* WHAT IS EXPECTED: Below is a listing; reproduce each line of it exactly.

* INFORMATION GIVEN:
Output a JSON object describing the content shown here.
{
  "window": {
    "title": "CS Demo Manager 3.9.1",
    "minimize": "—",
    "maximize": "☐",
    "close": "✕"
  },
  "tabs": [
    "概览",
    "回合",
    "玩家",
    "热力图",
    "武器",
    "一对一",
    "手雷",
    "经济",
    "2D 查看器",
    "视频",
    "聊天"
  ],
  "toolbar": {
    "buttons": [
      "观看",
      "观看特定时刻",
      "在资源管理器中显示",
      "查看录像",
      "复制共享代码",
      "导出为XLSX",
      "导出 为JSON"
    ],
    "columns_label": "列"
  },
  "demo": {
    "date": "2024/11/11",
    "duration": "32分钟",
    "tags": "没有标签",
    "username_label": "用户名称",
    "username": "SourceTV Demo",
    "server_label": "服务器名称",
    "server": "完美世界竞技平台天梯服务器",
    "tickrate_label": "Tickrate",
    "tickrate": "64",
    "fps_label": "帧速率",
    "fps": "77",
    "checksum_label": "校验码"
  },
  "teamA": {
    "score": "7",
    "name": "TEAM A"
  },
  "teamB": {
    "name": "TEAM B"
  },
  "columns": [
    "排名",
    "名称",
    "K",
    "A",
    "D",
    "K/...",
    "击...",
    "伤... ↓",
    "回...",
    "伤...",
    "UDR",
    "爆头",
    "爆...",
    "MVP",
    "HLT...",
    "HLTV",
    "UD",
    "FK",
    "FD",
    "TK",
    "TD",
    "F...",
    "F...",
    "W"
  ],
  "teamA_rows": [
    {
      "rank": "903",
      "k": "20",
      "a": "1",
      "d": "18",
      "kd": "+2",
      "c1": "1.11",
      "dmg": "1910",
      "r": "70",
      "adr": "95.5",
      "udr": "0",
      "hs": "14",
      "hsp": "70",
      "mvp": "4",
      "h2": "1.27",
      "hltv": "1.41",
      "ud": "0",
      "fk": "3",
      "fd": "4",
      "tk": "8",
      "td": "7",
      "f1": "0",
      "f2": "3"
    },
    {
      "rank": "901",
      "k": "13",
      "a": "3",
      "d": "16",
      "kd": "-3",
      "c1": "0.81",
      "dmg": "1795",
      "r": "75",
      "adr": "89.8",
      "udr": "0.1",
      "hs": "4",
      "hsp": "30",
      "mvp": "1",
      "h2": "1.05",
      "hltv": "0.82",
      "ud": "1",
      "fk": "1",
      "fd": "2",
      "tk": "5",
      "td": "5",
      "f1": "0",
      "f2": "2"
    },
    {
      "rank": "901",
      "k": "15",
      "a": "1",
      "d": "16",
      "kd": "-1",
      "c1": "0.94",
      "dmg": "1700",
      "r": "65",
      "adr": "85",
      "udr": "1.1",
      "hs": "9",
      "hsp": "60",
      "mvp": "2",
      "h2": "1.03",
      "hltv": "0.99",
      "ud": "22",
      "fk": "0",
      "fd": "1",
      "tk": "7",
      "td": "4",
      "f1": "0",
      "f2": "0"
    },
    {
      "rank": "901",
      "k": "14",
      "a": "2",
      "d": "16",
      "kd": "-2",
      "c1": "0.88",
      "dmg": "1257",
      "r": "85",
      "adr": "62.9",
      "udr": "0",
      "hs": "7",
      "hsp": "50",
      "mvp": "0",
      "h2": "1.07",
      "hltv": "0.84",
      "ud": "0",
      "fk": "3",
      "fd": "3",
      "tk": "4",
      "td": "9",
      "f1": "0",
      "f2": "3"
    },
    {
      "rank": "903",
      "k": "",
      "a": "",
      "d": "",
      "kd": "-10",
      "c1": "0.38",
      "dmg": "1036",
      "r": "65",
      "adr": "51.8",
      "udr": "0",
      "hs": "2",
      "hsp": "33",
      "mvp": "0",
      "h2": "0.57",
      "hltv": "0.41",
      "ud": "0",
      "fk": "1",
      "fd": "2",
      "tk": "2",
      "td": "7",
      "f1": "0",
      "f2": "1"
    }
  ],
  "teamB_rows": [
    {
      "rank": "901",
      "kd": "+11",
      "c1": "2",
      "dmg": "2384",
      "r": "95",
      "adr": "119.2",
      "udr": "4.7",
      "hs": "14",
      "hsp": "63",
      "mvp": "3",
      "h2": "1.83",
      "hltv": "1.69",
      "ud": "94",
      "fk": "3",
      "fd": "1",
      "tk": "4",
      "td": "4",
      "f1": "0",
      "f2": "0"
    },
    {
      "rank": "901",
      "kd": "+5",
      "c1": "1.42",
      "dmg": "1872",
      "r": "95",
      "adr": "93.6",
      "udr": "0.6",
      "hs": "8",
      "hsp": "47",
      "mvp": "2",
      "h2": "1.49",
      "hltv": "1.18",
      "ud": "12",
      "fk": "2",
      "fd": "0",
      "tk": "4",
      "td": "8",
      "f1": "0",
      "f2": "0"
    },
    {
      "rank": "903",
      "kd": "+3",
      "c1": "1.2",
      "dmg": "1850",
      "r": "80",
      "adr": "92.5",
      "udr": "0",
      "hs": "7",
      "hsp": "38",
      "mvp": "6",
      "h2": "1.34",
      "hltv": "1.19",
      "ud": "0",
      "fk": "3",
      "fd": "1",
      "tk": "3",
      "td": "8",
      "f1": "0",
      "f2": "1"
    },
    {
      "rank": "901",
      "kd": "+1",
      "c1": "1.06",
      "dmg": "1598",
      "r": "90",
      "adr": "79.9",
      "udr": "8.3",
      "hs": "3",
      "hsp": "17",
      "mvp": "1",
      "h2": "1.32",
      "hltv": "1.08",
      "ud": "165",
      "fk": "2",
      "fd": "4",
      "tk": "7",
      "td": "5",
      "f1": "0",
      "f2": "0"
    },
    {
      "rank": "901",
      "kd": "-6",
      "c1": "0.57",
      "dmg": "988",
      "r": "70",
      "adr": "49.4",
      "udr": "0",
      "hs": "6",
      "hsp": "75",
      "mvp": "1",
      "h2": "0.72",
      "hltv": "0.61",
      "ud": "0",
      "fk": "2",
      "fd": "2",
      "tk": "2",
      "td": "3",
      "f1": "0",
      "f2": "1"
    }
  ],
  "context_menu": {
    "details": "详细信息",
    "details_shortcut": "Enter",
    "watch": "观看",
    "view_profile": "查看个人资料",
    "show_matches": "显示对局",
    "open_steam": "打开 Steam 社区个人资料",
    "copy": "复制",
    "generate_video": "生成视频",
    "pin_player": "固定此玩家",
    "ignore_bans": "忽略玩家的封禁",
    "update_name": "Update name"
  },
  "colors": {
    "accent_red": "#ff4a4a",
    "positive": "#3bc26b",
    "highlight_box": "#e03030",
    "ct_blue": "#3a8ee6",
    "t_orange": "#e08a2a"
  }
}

* RESPONSE:
Output a JSON object describing the content shown here.
{
  "window": {
    "title": "CS Demo Manager 3.9.1",
    "minimize": "—",
    "maximize": "☐",
    "close": "✕"
  },
  "tabs": [
    "概览",
    "回合",
    "玩家",
    "热力图",
    "武器",
    "一对一",
    "手雷",
    "经济",
    "2D 查看器",
    "视频",
    "聊天"
  ],
  "toolbar": {
    "buttons": [
      "观看",
      "观看特定时刻",
      "在资源管理器中显示",
      "查看录像",
      "复制共享代码",
      "导出为XLSX",
      "导出 为JSON"
    ],
    "columns_label": "列"
  },
  "demo": {
    "date": "2024/11/11",
    "duration": "32分钟",
    "tags": "没有标签",
    "username_label": "用户名称",
    "username": "SourceTV Demo",
    "server_label": "服务器名称",
    "server": "完美世界竞技平台天梯服务器",
    "tickrate_label": "Tickrate",
    "tickrate": "64",
    "fps_label": "帧速率",
    "fps": "77",
    "checksum_label": "校验码"
  },
  "teamA": {
    "score": "7",
    "name": "TEAM A"
  },
  "teamB": {
    "name": "TEAM B"
  },
  "columns": [
    "排名",
    "名称",
    "K",
    "A",
    "D",
    "K/...",
    "击...",
    "伤... ↓",
    "回...",
    "伤...",
    "UDR",
    "爆头",
    "爆...",
    "MVP",
    "HLT...",
    "HLTV",
    "UD",
    "FK",
    "FD",
    "TK",
    "TD",
    "F...",
    "F...",
    "W"
  ],
  "teamA_rows": [
    {
      "rank": "903",
      "k": "20",
      "a": "1",
      "d": "18",
      "kd": "+2",
      "c1": "1.11",
      "dmg": "1910",
      "r": "70",
      "adr": "95.5",
      "udr": "0",
      "hs": "14",
      "hsp": "70",
      "mvp": "4",
      "h2": "1.27",
      "hltv": "1.41",
      "ud": "0",
      "fk": "3",
      "fd": "4",
      "tk": "8",
      "td": "7",
      "f1": "0",
      "f2": "3"
    },
    {
      "rank": "901",
      "k": "13",
      "a": "3",
      "d": "16",
      "kd": "-3",
      "c1": "0.81",
      "dmg": "1795",
      "r": "75",
      "adr": "89.8",
      "udr": "0.1",
      "hs": "4",
      "hsp": "30",
      "mvp": "1",
      "h2": "1.05",
      "hltv": "0.82",
      "ud": "1",
      "fk": "1",
      "fd": "2",
      "tk": "5",
      "td": "5",
      "f1": "0",
      "f2": "2"
    },
    {
      "rank": "901",
      "k": "15",
      "a": "1",
      "d": "16",
      "kd": "-1",
      "c1": "0.94",
      "dmg": "1700",
      "r": "65",
      "adr": "85",
      "udr": "1.1",
      "hs": "9",
      "hsp": "60",
      "mvp": "2",
      "h2": "1.03",
      "hltv": "0.99",
      "ud": "22",
      "fk": "0",
      "fd": "1",
      "tk": "7",
      "td": "4",
      "f1": "0",
      "f2": "0"
    },
    {
      "rank": "901",
      "k": "14",
      "a": "2",
      "d": "16",
      "kd": "-2",
      "c1": "0.88",
      "dmg": "1257",
      "r": "85",
      "adr": "62.9",
      "udr": "0",
      "hs": "7",
      "hsp": "50",
      "mvp": "0",
      "h2": "1.07",
      "hltv": "0.84",
      "ud": "0",
      "fk": "3",
      "fd": "3",
      "tk": "4",
      "td": "9",
      "f1": "0",
      "f2": "3"
    },
    {
      "rank": "903",
      "k": "",
      "a": "",
      "d": "",
      "kd": "-10",
      "c1": "0.38",
      "dmg": "1036",
      "r": "65",
      "adr": "51.8",
      "udr": "0",
      "hs": "2",
      "hsp": "33",
      "mvp": "0",
      "h2": "0.57",
      "hltv": "0.41",
      "ud": "0",
      "fk": "1",
      "fd": "2",
      "tk": "2",
      "td": "7",
      "f1": "0",
      "f2": "1"
    }
  ],
  "teamB_rows": [
    {
      "rank": "901",
      "kd": "+11",
      "c1": "2",
      "dmg": "2384",
      "r": "95",
      "adr": "119.2",
      "udr": "4.7",
      "hs": "14",
      "hsp": "63",
      "mvp": "3",
      "h2": "1.83",
      "hltv": "1.69",
      "ud": "94",
      "fk": "3",
      "fd": "1",
      "tk": "4",
      "td": "4",
      "f1": "0",
      "f2": "0"
    },
    {
      "rank": "901",
      "kd": "+5",
      "c1": "1.42",
      "dmg": "1872",
      "r": "95",
      "adr": "93.6",
      "udr": "0.6",
      "hs": "8",
      "hsp": "47",
      "mvp": "2",
      "h2": "1.49",
      "hltv": "1.18",
      "ud": "12",
      "fk": "2",
      "fd": "0",
      "tk": "4",
      "td": "8",
      "f1": "0",
      "f2": "0"
    },
    {
      "rank": "903",
      "kd": "+3",
      "c1": "1.2",
      "dmg": "1850",
      "r": "80",
      "adr": "92.5",
      "udr": "0",
      "hs": "7",
      "hsp": "38",
      "mvp": "6",
      "h2": "1.34",
      "hltv": "1.19",
      "ud": "0",
      "fk": "3",
      "fd": "1",
      "tk": "3",
      "td": "8",
      "f1": "0",
      "f2": "1"
    },
    {
      "rank": "901",
      "kd": "+1",
      "c1": "1.06",
      "dmg": "1598",
      "r": "90",
      "adr": "79.9",
      "udr": "8.3",
      "hs": "3",
      "hsp": "17",
      "mvp": "1",
      "h2": "1.32",
      "hltv": "1.08",
      "ud": "165",
      "fk": "2",
      "fd": "4",
      "tk": "7",
      "td": "5",
      "f1": "0",
      "f2": "0"
    },
    {
      "rank": "901",
      "kd": "-6",
      "c1": "0.57",
      "dmg": "988",
      "r": "70",
      "adr": "49.4",
      "udr": "0",
      "hs": "6",
      "hsp": "75",
      "mvp": "1",
      "h2": "0.72",
      "hltv": "0.61",
      "ud": "0",
      "fk": "2",
      "fd": "2",
      "tk": "2",
      "td": "3",
      "f1": "0",
      "f2": "1"
    }
  ],
  "context_menu": {
    "details": "详细信息",
    "details_shortcut": "Enter",
    "watch": "观看",
    "view_profile": "查看个人资料",
    "show_matches": "显示对局",
    "open_steam": "打开 Steam 社区个人资料",
    "copy": "复制",
    "generate_video": "生成视频",
    "pin_player": "固定此玩家",
    "ignore_bans": "忽略玩家的封禁",
    "update_name": "Update name"
  },
  "colors": {
    "accent_red": "#ff4a4a",
    "positive": "#3bc26b",
    "highlight_box": "#e03030",
    "ct_blue": "#3a8ee6",
    "t_orange": "#e08a2a"
  }
}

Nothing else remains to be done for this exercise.